What to do: Search the data for the word "最美政法干警" and copy every line where it occurs.

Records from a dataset
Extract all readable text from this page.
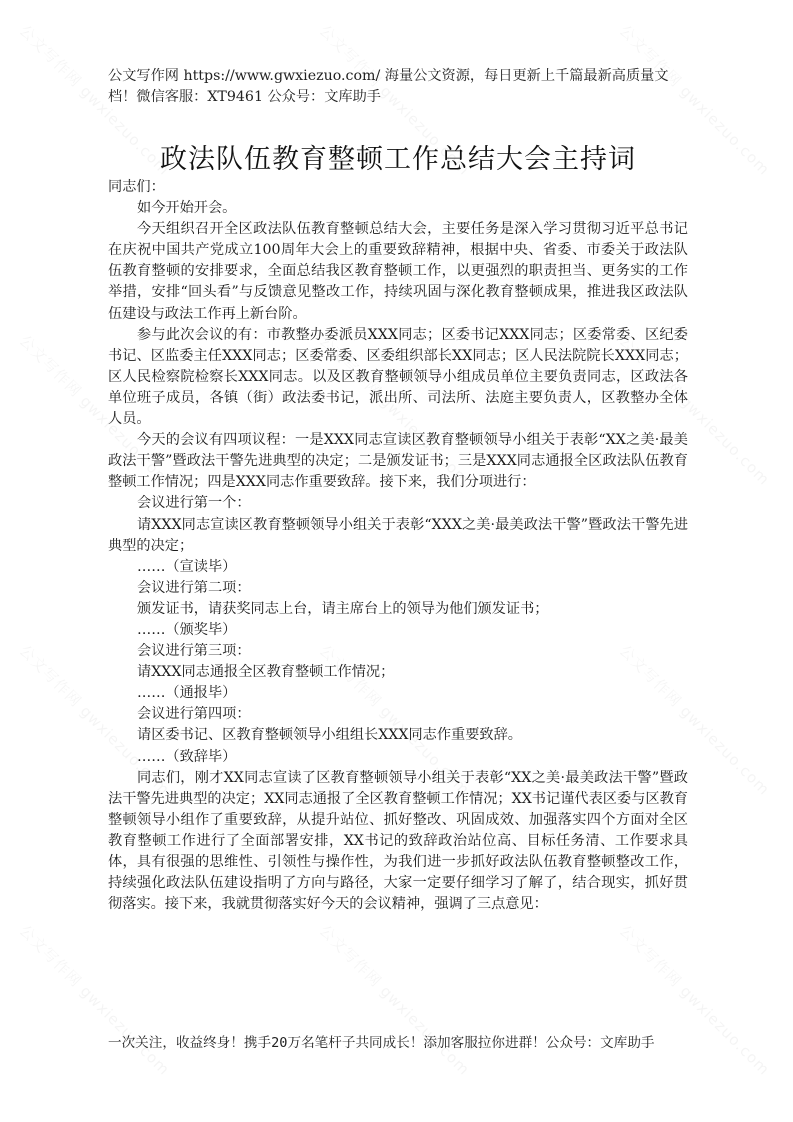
公文写作网 https://www.gwxiezuo.com/ 海量公文资源，每日更新上千篇最新高质量文档！微信客服：XT9461 公众号：文库助手
政法队伍教育整顿工作总结大会主持词

同志们：

如今开始开会。

今天组织召开全区政法队伍教育整顿总结大会，主要任务是深入学习贯彻习近平总书记在庆祝中国共产党成立100周年大会上的重要致辞精神，根据中央、省委、市委关于政法队伍教育整顿的安排要求，全面总结我区教育整顿工作，以更强烈的职责担当、更务实的工作举措，安排“回头看”与反馈意见整改工作，持续巩固与深化教育整顿成果，推进我区政法队伍建设与政法工作再上新台阶。

参与此次会议的有：市教整办委派员XXX同志；区委书记XXX同志；区委常委、区纪委书记、区监委主任XXX同志；区委常委、区委组织部长XX同志；区人民法院院长XXX同志；区人民检察院检察长XXX同志。以及区教育整顿领导小组成员单位主要负责同志，区政法各单位班子成员，各镇（街）政法委书记，派出所、司法所、法庭主要负责人，区教整办全体人员。

今天的会议有四项议程：一是XXX同志宣读区教育整顿领导小组关于表彰“XX之美·最美政法干警”暨政法干警先进典型的决定；二是颁发证书；三是XXX同志通报全区政法队伍教育整顿工作情况；四是XXX同志作重要致辞。接下来，我们分项进行：

会议进行第一个：

请XXX同志宣读区教育整顿领导小组关于表彰“XXX之美·最美政法干警”暨政法干警先进典型的决定；

……（宣读毕）

会议进行第二项：

颁发证书，请获奖同志上台，请主席台上的领导为他们颁发证书；

……（颁奖毕）

会议进行第三项：

请XXX同志通报全区教育整顿工作情况；

……（通报毕）

会议进行第四项：

请区委书记、区教育整顿领导小组组长XXX同志作重要致辞。

……（致辞毕）

同志们，刚才XX同志宣读了区教育整顿领导小组关于表彰“XX之美·最美政法干警”暨政法干警先进典型的决定；XX同志通报了全区教育整顿工作情况；XX书记谨代表区委与区教育整顿领导小组作了重要致辞，从提升站位、抓好整改、巩固成效、加强落实四个方面对全区教育整顿工作进行了全面部署安排，XX书记的致辞政治站位高、目标任务清、工作要求具体，具有很强的思维性、引领性与操作性，为我们进一步抓好政法队伍教育整顿整改工作，持续强化政法队伍建设指明了方向与路径，大家一定要仔细学习了解了，结合现实，抓好贯彻落实。接下来，我就贯彻落实好今天的会议精神，强调了三点意见：

一次关注，收益终身！携手20万名笔杆子共同成长！添加客服拉你进群！公众号：文库助手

Exercise result:
今天的会议有四项议程：一是XXX同志宣读区教育整顿领导小组关于表彰“XX之美·最美政法干警”暨政法干警先进典型的决定；二是颁发证书；三是XXX同志通报全区政法队伍教育整顿工作情况；四是XXX同志作重要致辞。接下来，我们分项进行：
请XXX同志宣读区教育整顿领导小组关于表彰“XXX之美·最美政法干警”暨政法干警先进典型的决定；
同志们，刚才XX同志宣读了区教育整顿领导小组关于表彰“XX之美·最美政法干警”暨政法干警先进典型的决定；XX同志通报了全区教育整顿工作情况；XX书记谨代表区委与区教育整顿领导小组作了重要致辞，从提升站位、抓好整改、巩固成效、加强落实四个方面对全区教育整顿工作进行了全面部署安排，XX书记的致辞政治站位高、目标任务清、工作要求具体，具有很强的思维性、引领性与操作性，为我们进一步抓好政法队伍教育整顿整改工作，持续强化政法队伍建设指明了方向与路径，大家一定要仔细学习了解了，结合现实，抓好贯彻落实。接下来，我就贯彻落实好今天的会议精神，强调了三点意见：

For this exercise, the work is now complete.